-- BEGIN Exercise inputs --

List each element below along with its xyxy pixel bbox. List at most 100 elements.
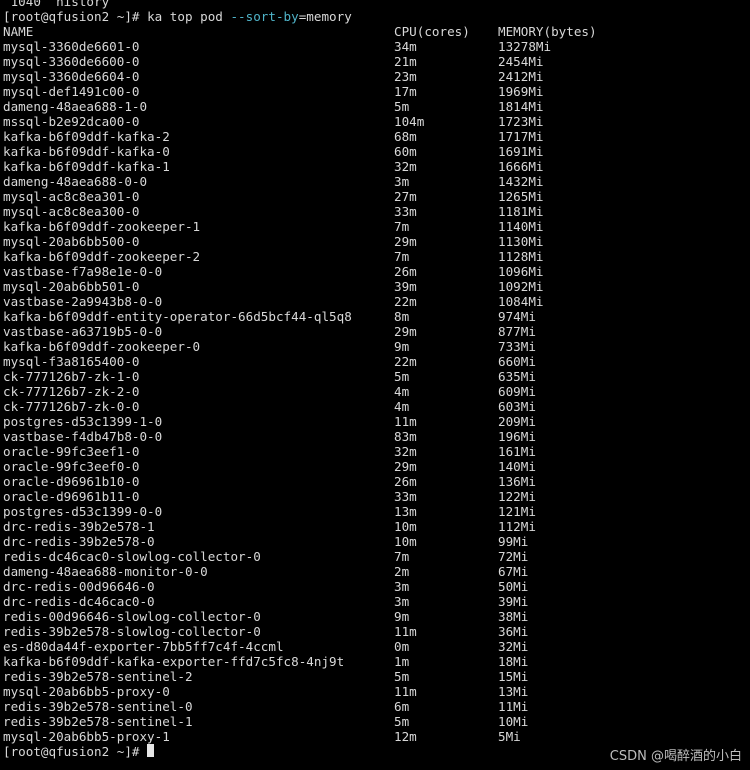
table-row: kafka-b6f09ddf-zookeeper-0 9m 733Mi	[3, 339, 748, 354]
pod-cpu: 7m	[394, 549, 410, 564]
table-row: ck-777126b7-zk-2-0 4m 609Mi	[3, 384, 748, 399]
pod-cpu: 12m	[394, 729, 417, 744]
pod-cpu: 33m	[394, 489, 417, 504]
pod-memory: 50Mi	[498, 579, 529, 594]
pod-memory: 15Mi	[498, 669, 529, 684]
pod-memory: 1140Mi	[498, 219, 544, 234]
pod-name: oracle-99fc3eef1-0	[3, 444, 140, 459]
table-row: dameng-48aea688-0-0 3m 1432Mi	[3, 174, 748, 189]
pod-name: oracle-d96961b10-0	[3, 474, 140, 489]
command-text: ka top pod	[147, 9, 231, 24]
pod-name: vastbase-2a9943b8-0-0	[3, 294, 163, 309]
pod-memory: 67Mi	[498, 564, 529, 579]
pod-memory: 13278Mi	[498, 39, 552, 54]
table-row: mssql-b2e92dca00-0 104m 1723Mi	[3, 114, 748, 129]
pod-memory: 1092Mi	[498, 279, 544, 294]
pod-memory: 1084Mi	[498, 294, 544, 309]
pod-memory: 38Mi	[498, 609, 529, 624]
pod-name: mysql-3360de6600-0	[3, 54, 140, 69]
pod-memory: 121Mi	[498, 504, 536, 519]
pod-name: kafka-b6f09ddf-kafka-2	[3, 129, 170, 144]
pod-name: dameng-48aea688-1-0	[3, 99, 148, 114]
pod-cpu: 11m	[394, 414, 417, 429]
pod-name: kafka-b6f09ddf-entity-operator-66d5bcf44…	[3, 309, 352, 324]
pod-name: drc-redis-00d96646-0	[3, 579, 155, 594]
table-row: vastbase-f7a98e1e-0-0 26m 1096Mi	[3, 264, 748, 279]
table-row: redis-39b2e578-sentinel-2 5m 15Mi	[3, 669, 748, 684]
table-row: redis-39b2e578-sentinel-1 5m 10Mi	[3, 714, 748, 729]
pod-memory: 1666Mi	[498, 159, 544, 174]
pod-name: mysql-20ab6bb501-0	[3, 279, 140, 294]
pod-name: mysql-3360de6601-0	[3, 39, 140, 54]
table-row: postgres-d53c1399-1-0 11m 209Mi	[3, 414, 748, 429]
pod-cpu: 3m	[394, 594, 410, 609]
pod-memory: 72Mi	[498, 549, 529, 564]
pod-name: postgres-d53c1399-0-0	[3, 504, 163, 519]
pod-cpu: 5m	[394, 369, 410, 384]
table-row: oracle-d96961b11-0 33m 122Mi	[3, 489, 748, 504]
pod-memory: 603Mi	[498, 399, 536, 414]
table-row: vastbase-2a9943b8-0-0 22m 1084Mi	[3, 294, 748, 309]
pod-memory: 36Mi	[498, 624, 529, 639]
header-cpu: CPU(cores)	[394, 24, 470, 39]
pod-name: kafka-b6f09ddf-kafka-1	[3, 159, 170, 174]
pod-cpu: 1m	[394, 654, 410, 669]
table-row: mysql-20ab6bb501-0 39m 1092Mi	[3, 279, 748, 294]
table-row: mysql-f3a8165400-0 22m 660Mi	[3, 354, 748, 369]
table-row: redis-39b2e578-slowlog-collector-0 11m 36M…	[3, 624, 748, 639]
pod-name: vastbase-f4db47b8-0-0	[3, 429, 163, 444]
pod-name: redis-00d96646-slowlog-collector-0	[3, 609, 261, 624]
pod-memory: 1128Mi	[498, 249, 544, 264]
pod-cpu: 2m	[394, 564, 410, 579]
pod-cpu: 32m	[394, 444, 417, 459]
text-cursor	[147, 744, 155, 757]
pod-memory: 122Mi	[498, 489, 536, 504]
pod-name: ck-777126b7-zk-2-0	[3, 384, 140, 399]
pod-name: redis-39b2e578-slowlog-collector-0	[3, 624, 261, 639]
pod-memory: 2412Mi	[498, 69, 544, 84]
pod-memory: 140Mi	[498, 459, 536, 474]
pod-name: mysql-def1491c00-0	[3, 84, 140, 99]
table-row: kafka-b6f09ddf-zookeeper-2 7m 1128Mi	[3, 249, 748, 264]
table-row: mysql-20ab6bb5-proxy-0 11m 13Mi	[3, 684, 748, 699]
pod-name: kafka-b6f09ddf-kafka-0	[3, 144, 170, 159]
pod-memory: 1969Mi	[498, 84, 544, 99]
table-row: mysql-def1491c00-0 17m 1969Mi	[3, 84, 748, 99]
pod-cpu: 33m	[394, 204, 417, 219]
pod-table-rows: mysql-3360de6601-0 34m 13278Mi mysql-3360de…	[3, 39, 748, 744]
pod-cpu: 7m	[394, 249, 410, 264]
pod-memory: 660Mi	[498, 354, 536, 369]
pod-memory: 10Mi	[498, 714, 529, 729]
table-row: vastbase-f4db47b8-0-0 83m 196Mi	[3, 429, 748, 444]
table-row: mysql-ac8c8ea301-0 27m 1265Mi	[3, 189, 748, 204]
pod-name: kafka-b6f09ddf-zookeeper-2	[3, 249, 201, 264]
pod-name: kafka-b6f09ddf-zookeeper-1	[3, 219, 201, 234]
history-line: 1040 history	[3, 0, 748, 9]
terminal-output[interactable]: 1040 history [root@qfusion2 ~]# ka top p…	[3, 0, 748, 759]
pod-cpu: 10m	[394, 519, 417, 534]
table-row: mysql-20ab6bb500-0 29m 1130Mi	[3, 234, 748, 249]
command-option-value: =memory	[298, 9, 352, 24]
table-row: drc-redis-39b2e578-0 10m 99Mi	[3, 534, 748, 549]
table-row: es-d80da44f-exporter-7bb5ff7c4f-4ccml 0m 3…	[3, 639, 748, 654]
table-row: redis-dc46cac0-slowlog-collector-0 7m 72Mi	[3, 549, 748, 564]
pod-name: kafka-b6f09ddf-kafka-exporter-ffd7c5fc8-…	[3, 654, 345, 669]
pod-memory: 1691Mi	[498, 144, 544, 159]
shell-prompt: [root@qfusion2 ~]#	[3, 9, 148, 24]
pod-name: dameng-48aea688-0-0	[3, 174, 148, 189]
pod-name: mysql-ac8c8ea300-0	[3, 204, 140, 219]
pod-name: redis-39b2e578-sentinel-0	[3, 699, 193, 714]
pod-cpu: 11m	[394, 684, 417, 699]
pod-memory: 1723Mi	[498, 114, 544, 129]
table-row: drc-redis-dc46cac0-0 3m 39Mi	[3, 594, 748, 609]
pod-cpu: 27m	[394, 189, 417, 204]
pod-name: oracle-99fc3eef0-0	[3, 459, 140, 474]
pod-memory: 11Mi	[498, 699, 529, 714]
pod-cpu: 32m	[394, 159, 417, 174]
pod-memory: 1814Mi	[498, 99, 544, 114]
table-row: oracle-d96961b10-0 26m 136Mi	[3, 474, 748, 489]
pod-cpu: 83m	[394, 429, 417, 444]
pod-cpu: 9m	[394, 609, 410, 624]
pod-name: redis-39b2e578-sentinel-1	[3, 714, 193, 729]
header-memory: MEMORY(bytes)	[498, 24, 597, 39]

-- END Exercise inputs --

What you need to do:
Print the lines of the records from the one containing "table-row: kafka-b6f09ddf-zookeeper-0 9m" through the one containing "294, 544, 309]", both included, reproducing each line unchanged.

Task output:
table-row: kafka-b6f09ddf-zookeeper-0 9m 733Mi	[3, 339, 748, 354]
pod-cpu: 7m	[394, 549, 410, 564]
table-row: ck-777126b7-zk-2-0 4m 609Mi	[3, 384, 748, 399]
pod-cpu: 12m	[394, 729, 417, 744]
pod-cpu: 33m	[394, 489, 417, 504]
pod-memory: 50Mi	[498, 579, 529, 594]
pod-memory: 15Mi	[498, 669, 529, 684]
pod-memory: 1140Mi	[498, 219, 544, 234]
pod-name: oracle-99fc3eef1-0	[3, 444, 140, 459]
table-row: dameng-48aea688-0-0 3m 1432Mi	[3, 174, 748, 189]
pod-name: oracle-d96961b10-0	[3, 474, 140, 489]
command-text: ka top pod	[147, 9, 231, 24]
pod-name: vastbase-2a9943b8-0-0	[3, 294, 163, 309]
pod-memory: 67Mi	[498, 564, 529, 579]
pod-memory: 13278Mi	[498, 39, 552, 54]
table-row: mssql-b2e92dca00-0 104m 1723Mi	[3, 114, 748, 129]
pod-memory: 1092Mi	[498, 279, 544, 294]
pod-memory: 1084Mi	[498, 294, 544, 309]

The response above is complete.